* Your goal: Will you extract the entries word for word? Images should not appear in the copy.

* Information supplied:

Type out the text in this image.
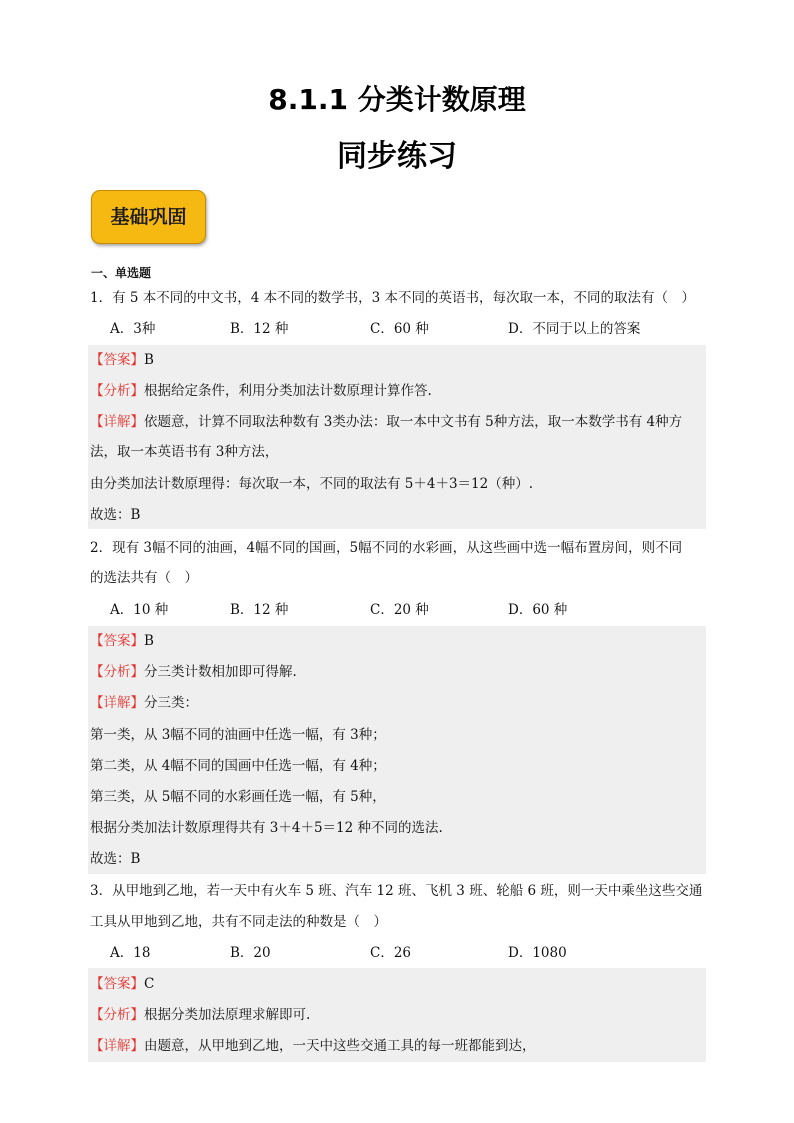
8.1.1 分类计数原理
同步练习
基础巩固
一、单选题
1．有 5 本不同的中文书，4 本不同的数学书，3 本不同的英语书，每次取一本，不同的取法有（　）
A．3种	B．12 种	C．60 种	D．不同于以上的答案
【答案】B
【分析】根据给定条件，利用分类加法计数原理计算作答.
【详解】依题意，计算不同取法种数有 3类办法：取一本中文书有 5种方法，取一本数学书有 4种方
法，取一本英语书有 3种方法，
由分类加法计数原理得：每次取一本，不同的取法有 5＋4＋3＝12（种）.
故选：B
2．现有 3幅不同的油画，4幅不同的国画，5幅不同的水彩画，从这些画中选一幅布置房间，则不同
的选法共有（　）
A．10 种	B．12 种	C．20 种	D．60 种
【答案】B
【分析】分三类计数相加即可得解.
【详解】分三类：
第一类，从 3幅不同的油画中任选一幅，有 3种；
第二类，从 4幅不同的国画中任选一幅，有 4种；
第三类，从 5幅不同的水彩画任选一幅，有 5种，
根据分类加法计数原理得共有 3＋4＋5＝12 种不同的选法.
故选：B
3．从甲地到乙地，若一天中有火车 5 班、汽车 12 班、飞机 3 班、轮船 6 班，则一天中乘坐这些交通
工具从甲地到乙地，共有不同走法的种数是（　）
A．18	B．20	C．26	D．1080
【答案】C
【分析】根据分类加法原理求解即可.
【详解】由题意，从甲地到乙地，一天中这些交通工具的每一班都能到达，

* Written response:
Type out the text in this image.
8.1.1 分类计数原理
同步练习
基础巩固
一、单选题
1．有 5 本不同的中文书，4 本不同的数学书，3 本不同的英语书，每次取一本，不同的取法有（　）
A．3种	B．12 种	C．60 种	D．不同于以上的答案
【答案】B
【分析】根据给定条件，利用分类加法计数原理计算作答.
【详解】依题意，计算不同取法种数有 3类办法：取一本中文书有 5种方法，取一本数学书有 4种方
法，取一本英语书有 3种方法，
由分类加法计数原理得：每次取一本，不同的取法有 5＋4＋3＝12（种）.
故选：B
2．现有 3幅不同的油画，4幅不同的国画，5幅不同的水彩画，从这些画中选一幅布置房间，则不同
的选法共有（　）
A．10 种	B．12 种	C．20 种	D．60 种
【答案】B
【分析】分三类计数相加即可得解.
【详解】分三类：
第一类，从 3幅不同的油画中任选一幅，有 3种；
第二类，从 4幅不同的国画中任选一幅，有 4种；
第三类，从 5幅不同的水彩画任选一幅，有 5种，
根据分类加法计数原理得共有 3＋4＋5＝12 种不同的选法.
故选：B
3．从甲地到乙地，若一天中有火车 5 班、汽车 12 班、飞机 3 班、轮船 6 班，则一天中乘坐这些交通
工具从甲地到乙地，共有不同走法的种数是（　）
A．18	B．20	C．26	D．1080
【答案】C
【分析】根据分类加法原理求解即可.
【详解】由题意，从甲地到乙地，一天中这些交通工具的每一班都能到达，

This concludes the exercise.